Data to process:
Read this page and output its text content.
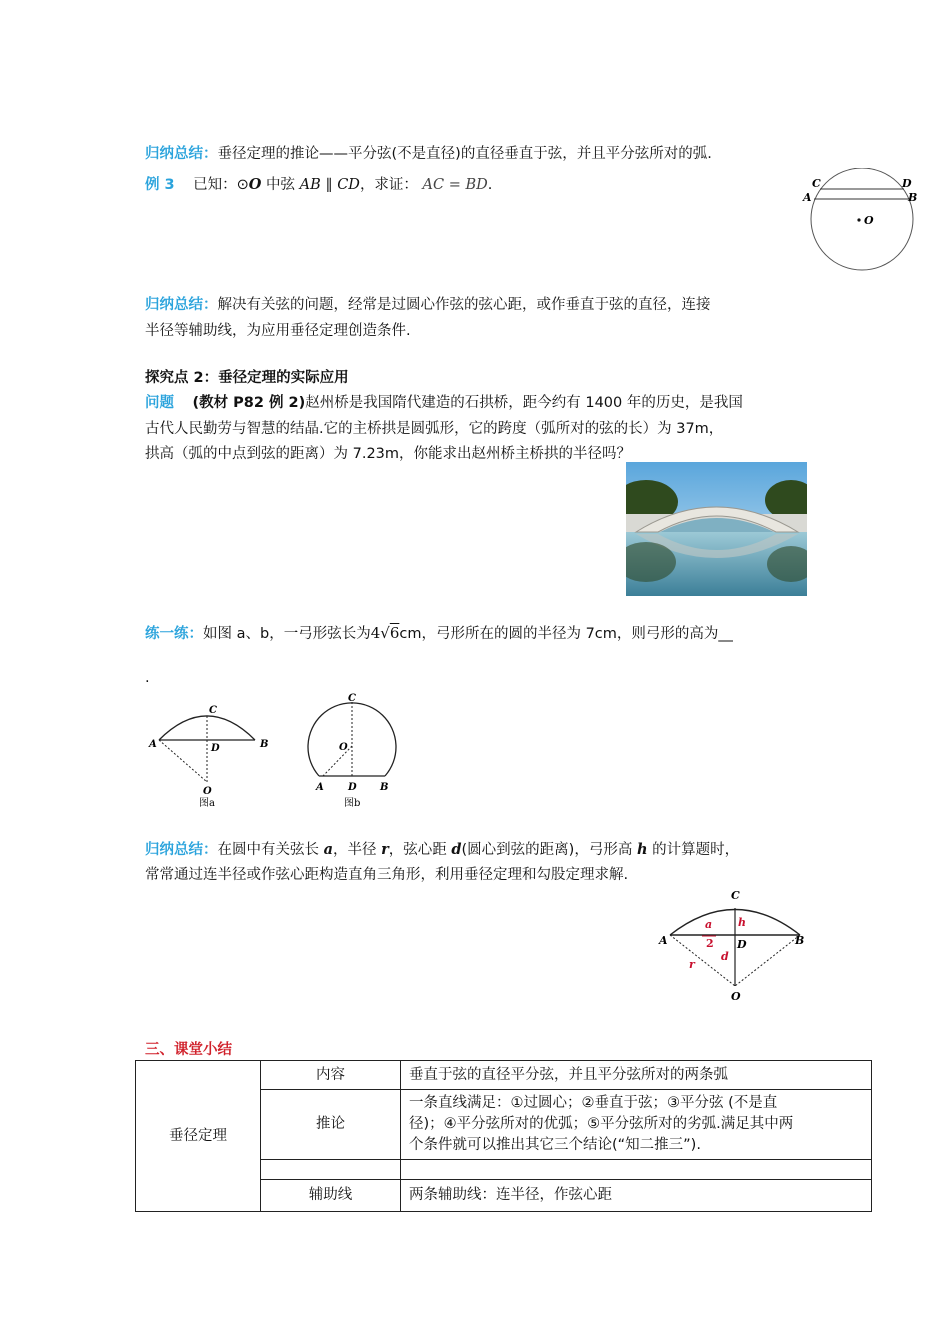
归纳总结：垂径定理的推论——平分弦(不是直径)的直径垂直于弦，并且平分弦所对的弧.
例 3 已知：⊙O 中弦 AB ∥ CD，求证： AC = BD.	C	D
A	B
O
归纳总结：解决有关弦的问题，经常是过圆心作弦的弦心距，或作垂直于弦的直径，连接
半径等辅助线，为应用垂径定理创造条件.
探究点 2：垂径定理的实际应用
问题 (教材 P82 例 2)赵州桥是我国隋代建造的石拱桥，距今约有 1400 年的历史，是我国
古代人民勤劳与智慧的结晶.它的主桥拱是圆弧形，它的跨度（弧所对的弦的长）为 37m，
拱高（弧的中点到弦的距离）为 7.23m，你能求出赵州桥主桥拱的半径吗？
练一练：如图 a、b，一弓形弦长为4√6cm，弓形所在的圆的半径为 7cm，则弓形的高为__
.
C
A	D	B
O
图a
C
O
A D B
图b
归纳总结：在圆中有关弦长 a，半径 r，弦心距 d(圆心到弦的距离)，弓形高 h 的计算题时，
常常通过连半径或作弦心距构造直角三角形，利用垂径定理和勾股定理求解.
C
a h
2
A	D	B
r
d
O
三、课堂小结
垂径定理	内容	垂直于弦的直径平分弦，并且平分弦所对的两条弧
	推论	一条直线满足：①过圆心；②垂直于弦；③平分弦 (不是直
径)；④平分弦所对的优弧；⑤平分弦所对的劣弧.满足其中两
个条件就可以推出其它三个结论(“知二推三”).

	辅助线	两条辅助线：连半径，作弦心距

What you will do:
Return the listing above word for word, with the pictures removed.

Response below:
Read this page and output its text content.
归纳总结：垂径定理的推论——平分弦(不是直径)的直径垂直于弦，并且平分弦所对的弧.
例 3 已知：⊙O 中弦 AB ∥ CD，求证： AC = BD.	C	D
A	B
O
归纳总结：解决有关弦的问题，经常是过圆心作弦的弦心距，或作垂直于弦的直径，连接
半径等辅助线，为应用垂径定理创造条件.
探究点 2：垂径定理的实际应用
问题 (教材 P82 例 2)赵州桥是我国隋代建造的石拱桥，距今约有 1400 年的历史，是我国
古代人民勤劳与智慧的结晶.它的主桥拱是圆弧形，它的跨度（弧所对的弦的长）为 37m，
拱高（弧的中点到弦的距离）为 7.23m，你能求出赵州桥主桥拱的半径吗？
练一练：如图 a、b，一弓形弦长为4√6cm，弓形所在的圆的半径为 7cm，则弓形的高为__
.
C
A	D	B
O
图a
C
O
A D B
图b
归纳总结：在圆中有关弦长 a，半径 r，弦心距 d(圆心到弦的距离)，弓形高 h 的计算题时，
常常通过连半径或作弦心距构造直角三角形，利用垂径定理和勾股定理求解.
C
a h
2
A	D	B
r
d
O
三、课堂小结
垂径定理	内容	垂直于弦的直径平分弦，并且平分弦所对的两条弧
	推论	一条直线满足：①过圆心；②垂直于弦；③平分弦 (不是直
径)；④平分弦所对的优弧；⑤平分弦所对的劣弧.满足其中两
个条件就可以推出其它三个结论(“知二推三”).

	辅助线	两条辅助线：连半径，作弦心距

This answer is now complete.